Set down each entry from the block beneath, exactly as written.

## START Listing

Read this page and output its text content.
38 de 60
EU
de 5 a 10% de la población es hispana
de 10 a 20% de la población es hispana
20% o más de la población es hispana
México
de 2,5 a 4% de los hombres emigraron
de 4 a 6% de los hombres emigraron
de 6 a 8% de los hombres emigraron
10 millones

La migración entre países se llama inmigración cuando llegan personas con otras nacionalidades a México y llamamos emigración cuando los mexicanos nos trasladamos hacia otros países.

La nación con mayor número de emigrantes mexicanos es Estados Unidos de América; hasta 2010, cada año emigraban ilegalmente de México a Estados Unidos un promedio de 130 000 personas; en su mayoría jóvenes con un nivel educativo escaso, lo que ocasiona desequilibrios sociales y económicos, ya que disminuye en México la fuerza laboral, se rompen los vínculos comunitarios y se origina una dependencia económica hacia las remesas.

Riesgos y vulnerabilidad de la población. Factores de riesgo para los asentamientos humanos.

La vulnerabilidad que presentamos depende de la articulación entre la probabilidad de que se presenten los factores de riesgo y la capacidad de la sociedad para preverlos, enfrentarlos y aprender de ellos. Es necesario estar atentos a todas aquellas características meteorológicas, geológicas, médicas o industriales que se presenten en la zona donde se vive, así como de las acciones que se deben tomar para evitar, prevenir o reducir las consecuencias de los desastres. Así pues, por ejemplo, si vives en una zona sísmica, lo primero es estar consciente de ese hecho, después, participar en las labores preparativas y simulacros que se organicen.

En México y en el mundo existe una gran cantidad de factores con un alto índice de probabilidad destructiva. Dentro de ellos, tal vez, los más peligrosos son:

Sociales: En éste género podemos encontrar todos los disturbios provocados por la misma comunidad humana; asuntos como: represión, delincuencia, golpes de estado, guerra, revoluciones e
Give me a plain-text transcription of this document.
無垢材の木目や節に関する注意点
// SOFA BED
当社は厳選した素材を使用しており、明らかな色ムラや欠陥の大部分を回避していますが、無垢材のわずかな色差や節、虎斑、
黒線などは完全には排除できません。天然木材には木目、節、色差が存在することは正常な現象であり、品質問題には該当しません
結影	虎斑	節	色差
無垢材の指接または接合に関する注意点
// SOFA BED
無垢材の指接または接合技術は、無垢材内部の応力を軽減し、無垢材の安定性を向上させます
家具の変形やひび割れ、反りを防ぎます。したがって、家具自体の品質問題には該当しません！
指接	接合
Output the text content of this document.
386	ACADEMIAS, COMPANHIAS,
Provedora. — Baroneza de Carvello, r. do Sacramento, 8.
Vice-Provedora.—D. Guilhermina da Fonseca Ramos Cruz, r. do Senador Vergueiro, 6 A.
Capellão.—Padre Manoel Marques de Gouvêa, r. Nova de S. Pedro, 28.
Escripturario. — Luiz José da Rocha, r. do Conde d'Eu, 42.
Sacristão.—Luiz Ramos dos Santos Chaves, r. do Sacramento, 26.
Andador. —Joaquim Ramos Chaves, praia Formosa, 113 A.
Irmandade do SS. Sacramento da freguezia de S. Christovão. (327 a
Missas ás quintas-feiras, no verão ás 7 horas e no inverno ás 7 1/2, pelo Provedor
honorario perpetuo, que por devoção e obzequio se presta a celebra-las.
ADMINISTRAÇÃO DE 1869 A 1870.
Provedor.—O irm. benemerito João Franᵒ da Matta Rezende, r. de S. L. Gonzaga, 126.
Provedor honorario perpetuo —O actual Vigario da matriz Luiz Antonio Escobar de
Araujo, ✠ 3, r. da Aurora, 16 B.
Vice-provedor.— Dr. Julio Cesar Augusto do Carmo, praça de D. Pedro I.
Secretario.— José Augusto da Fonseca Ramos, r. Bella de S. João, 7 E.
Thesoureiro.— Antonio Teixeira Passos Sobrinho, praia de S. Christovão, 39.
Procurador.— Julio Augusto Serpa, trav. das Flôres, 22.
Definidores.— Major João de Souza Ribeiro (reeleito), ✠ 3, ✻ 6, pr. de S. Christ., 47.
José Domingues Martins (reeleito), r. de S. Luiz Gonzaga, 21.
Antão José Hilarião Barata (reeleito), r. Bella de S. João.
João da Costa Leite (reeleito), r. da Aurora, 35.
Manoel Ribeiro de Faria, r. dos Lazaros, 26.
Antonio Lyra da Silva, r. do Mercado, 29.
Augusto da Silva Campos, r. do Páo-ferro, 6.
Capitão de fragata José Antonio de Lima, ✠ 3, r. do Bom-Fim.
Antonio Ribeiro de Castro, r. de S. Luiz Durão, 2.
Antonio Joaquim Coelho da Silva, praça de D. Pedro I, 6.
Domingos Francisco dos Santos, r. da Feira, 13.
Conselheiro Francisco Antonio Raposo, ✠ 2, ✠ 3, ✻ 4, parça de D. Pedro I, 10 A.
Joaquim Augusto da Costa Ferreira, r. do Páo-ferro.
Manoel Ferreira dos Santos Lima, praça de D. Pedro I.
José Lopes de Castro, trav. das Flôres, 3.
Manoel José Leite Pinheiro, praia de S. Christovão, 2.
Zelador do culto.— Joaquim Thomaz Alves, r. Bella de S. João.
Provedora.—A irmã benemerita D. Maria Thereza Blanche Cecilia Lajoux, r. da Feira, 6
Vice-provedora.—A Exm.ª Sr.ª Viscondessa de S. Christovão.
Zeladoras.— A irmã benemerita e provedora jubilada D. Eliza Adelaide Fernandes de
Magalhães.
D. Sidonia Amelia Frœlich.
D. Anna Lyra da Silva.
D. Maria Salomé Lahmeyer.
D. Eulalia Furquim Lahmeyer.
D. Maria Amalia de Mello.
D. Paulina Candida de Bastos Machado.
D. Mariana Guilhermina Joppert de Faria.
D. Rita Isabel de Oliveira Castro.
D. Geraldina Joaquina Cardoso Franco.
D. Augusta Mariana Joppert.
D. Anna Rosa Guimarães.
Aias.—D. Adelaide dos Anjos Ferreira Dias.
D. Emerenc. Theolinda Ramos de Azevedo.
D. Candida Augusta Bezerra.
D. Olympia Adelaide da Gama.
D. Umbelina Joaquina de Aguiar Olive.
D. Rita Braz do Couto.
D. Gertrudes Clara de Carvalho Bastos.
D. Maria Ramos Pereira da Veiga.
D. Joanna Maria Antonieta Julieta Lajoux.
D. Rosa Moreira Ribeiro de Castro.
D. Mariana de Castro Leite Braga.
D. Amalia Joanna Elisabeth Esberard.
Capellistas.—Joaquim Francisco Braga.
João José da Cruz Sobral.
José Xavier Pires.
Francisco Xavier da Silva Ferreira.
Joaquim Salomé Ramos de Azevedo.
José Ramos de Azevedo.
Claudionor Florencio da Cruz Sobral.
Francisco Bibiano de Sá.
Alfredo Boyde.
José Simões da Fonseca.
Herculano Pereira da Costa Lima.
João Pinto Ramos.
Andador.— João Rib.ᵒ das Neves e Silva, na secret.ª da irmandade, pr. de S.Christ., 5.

## END Listing

--- Answer to the problem ---
Read this page and output its text content.
38 de 60
EU
de 5 a 10% de la población es hispana
de 10 a 20% de la población es hispana
20% o más de la población es hispana
México
de 2,5 a 4% de los hombres emigraron
de 4 a 6% de los hombres emigraron
de 6 a 8% de los hombres emigraron
10 millones

La migración entre países se llama inmigración cuando llegan personas con otras nacionalidades a México y llamamos emigración cuando los mexicanos nos trasladamos hacia otros países.

La nación con mayor número de emigrantes mexicanos es Estados Unidos de América; hasta 2010, cada año emigraban ilegalmente de México a Estados Unidos un promedio de 130 000 personas; en su mayoría jóvenes con un nivel educativo escaso, lo que ocasiona desequilibrios sociales y económicos, ya que disminuye en México la fuerza laboral, se rompen los vínculos comunitarios y se origina una dependencia económica hacia las remesas.

Riesgos y vulnerabilidad de la población. Factores de riesgo para los asentamientos humanos.

La vulnerabilidad que presentamos depende de la articulación entre la probabilidad de que se presenten los factores de riesgo y la capacidad de la sociedad para preverlos, enfrentarlos y aprender de ellos. Es necesario estar atentos a todas aquellas características meteorológicas, geológicas, médicas o industriales que se presenten en la zona donde se vive, así como de las acciones que se deben tomar para evitar, prevenir o reducir las consecuencias de los desastres. Así pues, por ejemplo, si vives en una zona sísmica, lo primero es estar consciente de ese hecho, después, participar en las labores preparativas y simulacros que se organicen.

En México y en el mundo existe una gran cantidad de factores con un alto índice de probabilidad destructiva. Dentro de ellos, tal vez, los más peligrosos son:

Sociales: En éste género podemos encontrar todos los disturbios provocados por la misma comunidad humana; asuntos como: represión, delincuencia, golpes de estado, guerra, revoluciones e
Give me a plain-text transcription of this document.
無垢材の木目や節に関する注意点
// SOFA BED
当社は厳選した素材を使用しており、明らかな色ムラや欠陥の大部分を回避していますが、無垢材のわずかな色差や節、虎斑、
黒線などは完全には排除できません。天然木材には木目、節、色差が存在することは正常な現象であり、品質問題には該当しません
結影	虎斑	節	色差
無垢材の指接または接合に関する注意点
// SOFA BED
無垢材の指接または接合技術は、無垢材内部の応力を軽減し、無垢材の安定性を向上させます
家具の変形やひび割れ、反りを防ぎます。したがって、家具自体の品質問題には該当しません！
指接	接合
Output the text content of this document.
386	ACADEMIAS, COMPANHIAS,
Provedora. — Baroneza de Carvello, r. do Sacramento, 8.
Vice-Provedora.—D. Guilhermina da Fonseca Ramos Cruz, r. do Senador Vergueiro, 6 A.
Capellão.—Padre Manoel Marques de Gouvêa, r. Nova de S. Pedro, 28.
Escripturario. — Luiz José da Rocha, r. do Conde d'Eu, 42.
Sacristão.—Luiz Ramos dos Santos Chaves, r. do Sacramento, 26.
Andador. —Joaquim Ramos Chaves, praia Formosa, 113 A.
Irmandade do SS. Sacramento da freguezia de S. Christovão. (327 a
Missas ás quintas-feiras, no verão ás 7 horas e no inverno ás 7 1/2, pelo Provedor
honorario perpetuo, que por devoção e obzequio se presta a celebra-las.
ADMINISTRAÇÃO DE 1869 A 1870.
Provedor.—O irm. benemerito João Franᵒ da Matta Rezende, r. de S. L. Gonzaga, 126.
Provedor honorario perpetuo —O actual Vigario da matriz Luiz Antonio Escobar de
Araujo, ✠ 3, r. da Aurora, 16 B.
Vice-provedor.— Dr. Julio Cesar Augusto do Carmo, praça de D. Pedro I.
Secretario.— José Augusto da Fonseca Ramos, r. Bella de S. João, 7 E.
Thesoureiro.— Antonio Teixeira Passos Sobrinho, praia de S. Christovão, 39.
Procurador.— Julio Augusto Serpa, trav. das Flôres, 22.
Definidores.— Major João de Souza Ribeiro (reeleito), ✠ 3, ✻ 6, pr. de S. Christ., 47.
José Domingues Martins (reeleito), r. de S. Luiz Gonzaga, 21.
Antão José Hilarião Barata (reeleito), r. Bella de S. João.
João da Costa Leite (reeleito), r. da Aurora, 35.
Manoel Ribeiro de Faria, r. dos Lazaros, 26.
Antonio Lyra da Silva, r. do Mercado, 29.
Augusto da Silva Campos, r. do Páo-ferro, 6.
Capitão de fragata José Antonio de Lima, ✠ 3, r. do Bom-Fim.
Antonio Ribeiro de Castro, r. de S. Luiz Durão, 2.
Antonio Joaquim Coelho da Silva, praça de D. Pedro I, 6.
Domingos Francisco dos Santos, r. da Feira, 13.
Conselheiro Francisco Antonio Raposo, ✠ 2, ✠ 3, ✻ 4, parça de D. Pedro I, 10 A.
Joaquim Augusto da Costa Ferreira, r. do Páo-ferro.
Manoel Ferreira dos Santos Lima, praça de D. Pedro I.
José Lopes de Castro, trav. das Flôres, 3.
Manoel José Leite Pinheiro, praia de S. Christovão, 2.
Zelador do culto.— Joaquim Thomaz Alves, r. Bella de S. João.
Provedora.—A irmã benemerita D. Maria Thereza Blanche Cecilia Lajoux, r. da Feira, 6
Vice-provedora.—A Exm.ª Sr.ª Viscondessa de S. Christovão.
Zeladoras.— A irmã benemerita e provedora jubilada D. Eliza Adelaide Fernandes de
Magalhães.
D. Sidonia Amelia Frœlich.
D. Anna Lyra da Silva.
D. Maria Salomé Lahmeyer.
D. Eulalia Furquim Lahmeyer.
D. Maria Amalia de Mello.
D. Paulina Candida de Bastos Machado.
D. Mariana Guilhermina Joppert de Faria.
D. Rita Isabel de Oliveira Castro.
D. Geraldina Joaquina Cardoso Franco.
D. Augusta Mariana Joppert.
D. Anna Rosa Guimarães.
Aias.—D. Adelaide dos Anjos Ferreira Dias.
D. Emerenc. Theolinda Ramos de Azevedo.
D. Candida Augusta Bezerra.
D. Olympia Adelaide da Gama.
D. Umbelina Joaquina de Aguiar Olive.
D. Rita Braz do Couto.
D. Gertrudes Clara de Carvalho Bastos.
D. Maria Ramos Pereira da Veiga.
D. Joanna Maria Antonieta Julieta Lajoux.
D. Rosa Moreira Ribeiro de Castro.
D. Mariana de Castro Leite Braga.
D. Amalia Joanna Elisabeth Esberard.
Capellistas.—Joaquim Francisco Braga.
João José da Cruz Sobral.
José Xavier Pires.
Francisco Xavier da Silva Ferreira.
Joaquim Salomé Ramos de Azevedo.
José Ramos de Azevedo.
Claudionor Florencio da Cruz Sobral.
Francisco Bibiano de Sá.
Alfredo Boyde.
José Simões da Fonseca.
Herculano Pereira da Costa Lima.
João Pinto Ramos.
Andador.— João Rib.ᵒ das Neves e Silva, na secret.ª da irmandade, pr. de S.Christ., 5.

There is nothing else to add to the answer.